(Text under study Opens)
And he cleared both those benchmarks easily — because of course he did, he’s the greatest all-around player ever. Happy birthday, Willie, and here’s to many more.
Who’s showing the most — and least — plate discipline?
Three years ago, I cooked up a way to see which players were making the best decisions at the plate using FanGraphs’ wonderful “Plate Discipline” stats. Since the site lists the percentage of pitches each player faced that were and were not in the strike zone, along with the share of pitches that were or were not swung at, we can calculate how often a player is correctly identifying a pitch to swing at (because it was over the plate) or lay off (because it definitely was not).
(Text under study Closes)
(Available data Opens)
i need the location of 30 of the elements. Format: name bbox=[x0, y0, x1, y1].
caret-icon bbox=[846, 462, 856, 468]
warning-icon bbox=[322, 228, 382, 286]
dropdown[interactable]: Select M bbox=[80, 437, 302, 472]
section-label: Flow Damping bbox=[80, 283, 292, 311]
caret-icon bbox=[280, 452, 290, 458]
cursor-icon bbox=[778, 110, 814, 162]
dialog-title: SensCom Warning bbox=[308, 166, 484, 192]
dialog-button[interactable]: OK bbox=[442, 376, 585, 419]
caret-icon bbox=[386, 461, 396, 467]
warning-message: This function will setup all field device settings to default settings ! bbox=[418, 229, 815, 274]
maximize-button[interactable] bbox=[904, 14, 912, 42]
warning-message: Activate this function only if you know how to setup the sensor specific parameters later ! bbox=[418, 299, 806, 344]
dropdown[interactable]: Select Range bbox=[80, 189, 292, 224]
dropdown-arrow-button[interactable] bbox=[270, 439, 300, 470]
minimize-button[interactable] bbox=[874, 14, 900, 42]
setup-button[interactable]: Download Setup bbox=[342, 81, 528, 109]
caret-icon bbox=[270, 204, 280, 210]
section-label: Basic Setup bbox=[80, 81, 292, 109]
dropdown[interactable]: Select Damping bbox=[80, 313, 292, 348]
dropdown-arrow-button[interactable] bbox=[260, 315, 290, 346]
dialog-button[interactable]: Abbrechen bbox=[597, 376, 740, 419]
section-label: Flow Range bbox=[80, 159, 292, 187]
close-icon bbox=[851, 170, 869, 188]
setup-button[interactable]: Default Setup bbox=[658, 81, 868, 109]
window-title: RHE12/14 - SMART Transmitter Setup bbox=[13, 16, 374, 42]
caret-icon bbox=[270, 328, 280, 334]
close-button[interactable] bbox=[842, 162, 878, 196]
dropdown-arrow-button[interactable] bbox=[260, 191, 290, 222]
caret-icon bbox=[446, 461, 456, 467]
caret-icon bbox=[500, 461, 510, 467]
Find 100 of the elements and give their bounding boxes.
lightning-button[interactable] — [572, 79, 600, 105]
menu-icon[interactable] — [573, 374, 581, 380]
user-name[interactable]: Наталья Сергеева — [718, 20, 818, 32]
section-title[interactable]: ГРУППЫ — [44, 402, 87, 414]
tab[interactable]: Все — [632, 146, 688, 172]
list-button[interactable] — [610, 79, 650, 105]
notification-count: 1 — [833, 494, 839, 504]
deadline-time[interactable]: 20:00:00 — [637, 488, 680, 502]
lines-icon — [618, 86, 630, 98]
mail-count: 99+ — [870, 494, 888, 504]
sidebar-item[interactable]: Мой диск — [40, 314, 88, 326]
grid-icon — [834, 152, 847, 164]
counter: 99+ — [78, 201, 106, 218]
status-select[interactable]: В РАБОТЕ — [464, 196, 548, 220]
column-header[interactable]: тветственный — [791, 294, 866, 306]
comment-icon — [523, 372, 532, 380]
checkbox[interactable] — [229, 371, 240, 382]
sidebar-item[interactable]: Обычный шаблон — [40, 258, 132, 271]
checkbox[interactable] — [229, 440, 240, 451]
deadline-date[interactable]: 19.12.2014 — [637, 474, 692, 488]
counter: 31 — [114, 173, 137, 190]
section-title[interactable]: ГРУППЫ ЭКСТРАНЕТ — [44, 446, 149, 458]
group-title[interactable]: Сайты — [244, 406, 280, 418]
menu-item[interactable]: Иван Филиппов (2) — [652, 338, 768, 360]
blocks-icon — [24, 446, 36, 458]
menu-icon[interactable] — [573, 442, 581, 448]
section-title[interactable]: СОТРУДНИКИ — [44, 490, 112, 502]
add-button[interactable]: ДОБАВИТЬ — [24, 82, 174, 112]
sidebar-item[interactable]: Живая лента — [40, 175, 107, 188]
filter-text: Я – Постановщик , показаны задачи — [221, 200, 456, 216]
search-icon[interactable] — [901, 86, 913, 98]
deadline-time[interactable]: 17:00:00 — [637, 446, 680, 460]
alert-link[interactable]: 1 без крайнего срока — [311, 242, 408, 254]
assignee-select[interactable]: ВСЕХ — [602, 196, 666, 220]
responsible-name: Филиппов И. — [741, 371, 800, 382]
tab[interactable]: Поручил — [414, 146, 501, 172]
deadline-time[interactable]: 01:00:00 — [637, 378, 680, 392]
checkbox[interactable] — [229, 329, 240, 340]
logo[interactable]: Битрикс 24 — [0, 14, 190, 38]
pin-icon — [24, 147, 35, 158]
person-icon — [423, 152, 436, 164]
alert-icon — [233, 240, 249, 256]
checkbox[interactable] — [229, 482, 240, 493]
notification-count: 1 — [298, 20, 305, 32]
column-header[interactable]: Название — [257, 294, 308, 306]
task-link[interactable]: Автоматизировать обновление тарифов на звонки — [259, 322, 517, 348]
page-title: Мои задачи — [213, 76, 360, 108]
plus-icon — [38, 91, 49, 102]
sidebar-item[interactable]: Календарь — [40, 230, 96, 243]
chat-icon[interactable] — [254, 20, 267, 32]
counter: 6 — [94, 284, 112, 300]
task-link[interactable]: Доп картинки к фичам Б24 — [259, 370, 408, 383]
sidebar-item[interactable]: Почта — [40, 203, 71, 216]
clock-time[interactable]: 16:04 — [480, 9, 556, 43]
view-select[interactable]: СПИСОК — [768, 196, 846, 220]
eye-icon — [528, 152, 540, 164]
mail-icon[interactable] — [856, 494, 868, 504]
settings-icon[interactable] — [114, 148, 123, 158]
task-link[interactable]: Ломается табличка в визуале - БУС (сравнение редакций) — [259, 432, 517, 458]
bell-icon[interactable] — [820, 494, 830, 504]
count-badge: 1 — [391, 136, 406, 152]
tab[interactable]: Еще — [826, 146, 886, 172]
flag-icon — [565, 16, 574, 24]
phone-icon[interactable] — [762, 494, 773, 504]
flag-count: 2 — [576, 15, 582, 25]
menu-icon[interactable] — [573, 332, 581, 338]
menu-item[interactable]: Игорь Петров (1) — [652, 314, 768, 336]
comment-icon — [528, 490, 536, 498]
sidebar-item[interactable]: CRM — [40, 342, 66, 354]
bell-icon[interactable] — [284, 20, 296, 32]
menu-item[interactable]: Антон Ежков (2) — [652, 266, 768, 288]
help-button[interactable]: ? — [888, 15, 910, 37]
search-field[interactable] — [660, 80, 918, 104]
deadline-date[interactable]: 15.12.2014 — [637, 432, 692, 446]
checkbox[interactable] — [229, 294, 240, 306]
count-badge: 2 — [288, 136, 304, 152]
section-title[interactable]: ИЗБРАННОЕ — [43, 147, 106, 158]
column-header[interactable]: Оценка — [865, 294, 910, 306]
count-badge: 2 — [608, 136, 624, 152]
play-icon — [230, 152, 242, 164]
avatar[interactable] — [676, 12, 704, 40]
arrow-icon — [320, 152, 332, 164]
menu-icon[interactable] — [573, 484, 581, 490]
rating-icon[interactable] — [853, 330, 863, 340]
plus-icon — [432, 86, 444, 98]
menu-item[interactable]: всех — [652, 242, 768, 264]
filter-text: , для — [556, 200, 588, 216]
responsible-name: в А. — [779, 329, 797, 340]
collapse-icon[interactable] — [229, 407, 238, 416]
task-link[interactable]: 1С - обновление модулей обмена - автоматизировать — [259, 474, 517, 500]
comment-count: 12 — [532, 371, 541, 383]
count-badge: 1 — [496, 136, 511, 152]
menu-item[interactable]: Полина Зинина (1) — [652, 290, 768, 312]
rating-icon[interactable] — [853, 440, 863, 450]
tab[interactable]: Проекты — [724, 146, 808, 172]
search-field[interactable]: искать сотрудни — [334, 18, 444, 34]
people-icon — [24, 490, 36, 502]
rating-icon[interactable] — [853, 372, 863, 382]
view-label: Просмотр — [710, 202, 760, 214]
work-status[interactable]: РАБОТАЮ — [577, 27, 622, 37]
(Available data Closes)
What you have to do:
In the baseball text, which site's statistics does the method for judging players' decisions at the plate use?

Written answer:
FanGraphs' "Plate Discipline" stats.